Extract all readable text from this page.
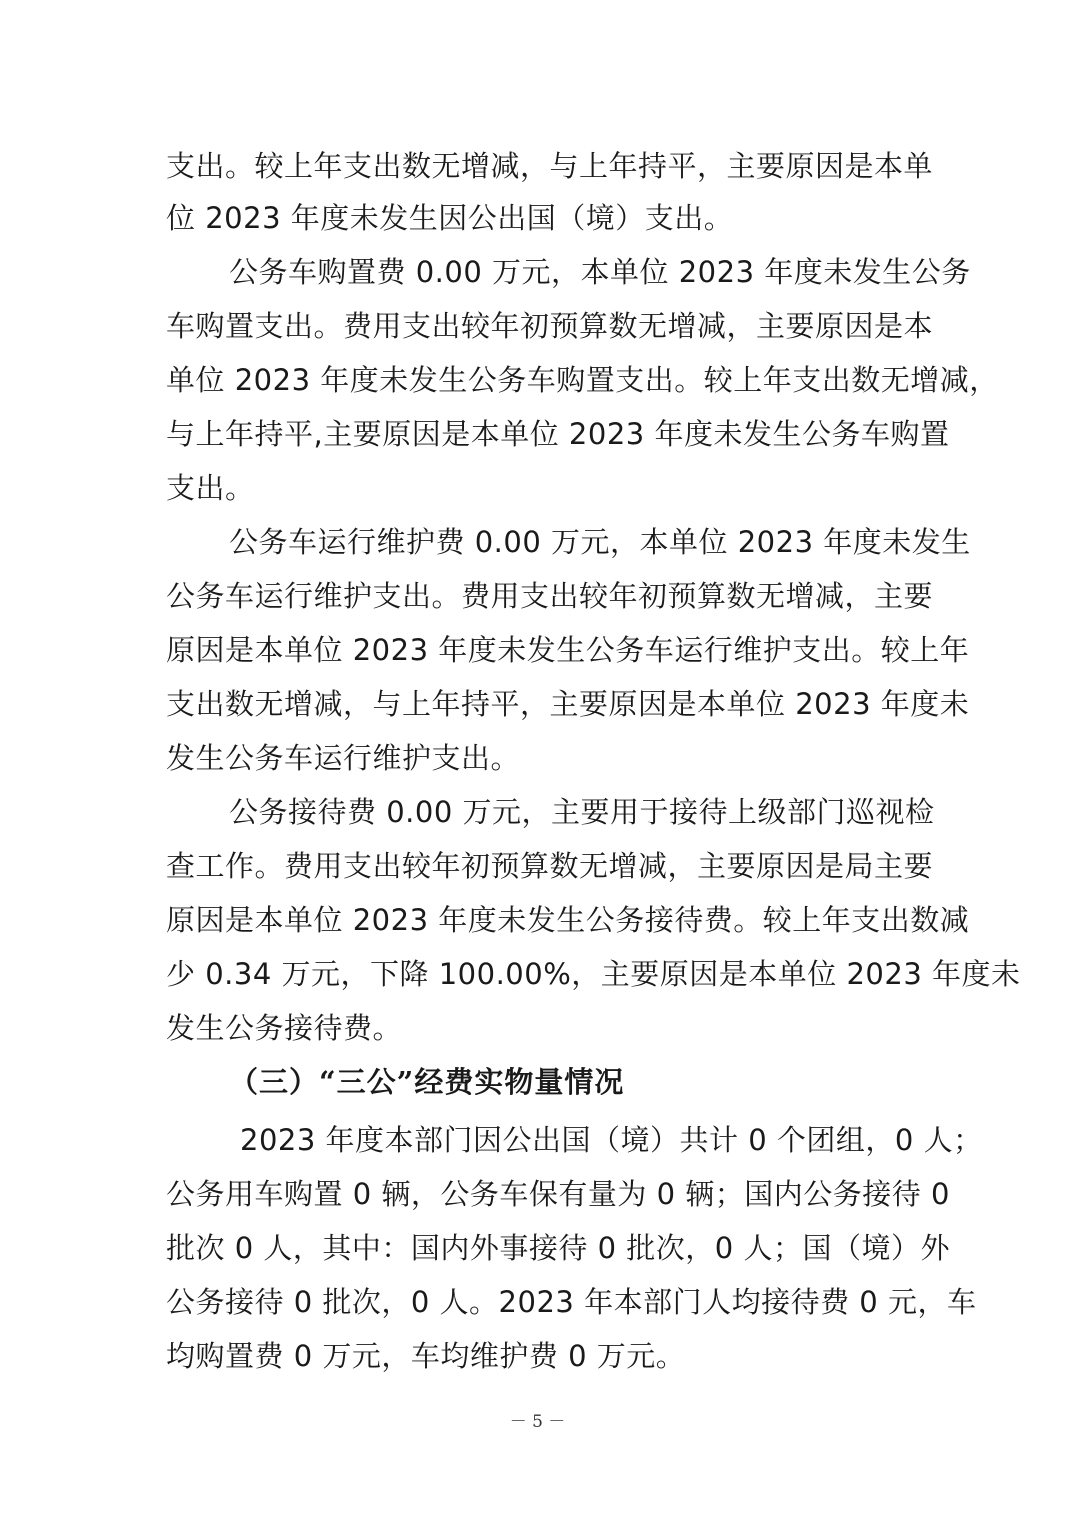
支出。较上年支出数无增减，与上年持平，主要原因是本单
位 2023 年度未发生因公出国（境）支出。
公务车购置费 0.00 万元，本单位 2023 年度未发生公务
车购置支出。费用支出较年初预算数无增减，主要原因是本
单位 2023 年度未发生公务车购置支出。较上年支出数无增减，
与上年持平,主要原因是本单位 2023 年度未发生公务车购置
支出。
公务车运行维护费 0.00 万元，本单位 2023 年度未发生
公务车运行维护支出。费用支出较年初预算数无增减，主要
原因是本单位 2023 年度未发生公务车运行维护支出。较上年
支出数无增减，与上年持平，主要原因是本单位 2023 年度未
发生公务车运行维护支出。
公务接待费 0.00 万元，主要用于接待上级部门巡视检
查工作。费用支出较年初预算数无增减，主要原因是局主要
原因是本单位 2023 年度未发生公务接待费。较上年支出数减
少 0.34 万元，下降 100.00%，主要原因是本单位 2023 年度未
发生公务接待费。
（三）“三公”经费实物量情况
2023 年度本部门因公出国（境）共计 0 个团组，0 人；
公务用车购置 0 辆，公务车保有量为 0 辆；国内公务接待 0
批次 0 人，其中：国内外事接待 0 批次，0 人；国（境）外
公务接待 0 批次，0 人。2023 年本部门人均接待费 0 元，车
均购置费 0 万元，车均维护费 0 万元。
－ 5 －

STATED TASK:
Show every line from the entries above in which the word "主要原因是本单位" appears.

OUTPUT FOR THIS TASK:
与上年持平,主要原因是本单位 2023 年度未发生公务车购置
支出数无增减，与上年持平，主要原因是本单位 2023 年度未
少 0.34 万元，下降 100.00%，主要原因是本单位 2023 年度未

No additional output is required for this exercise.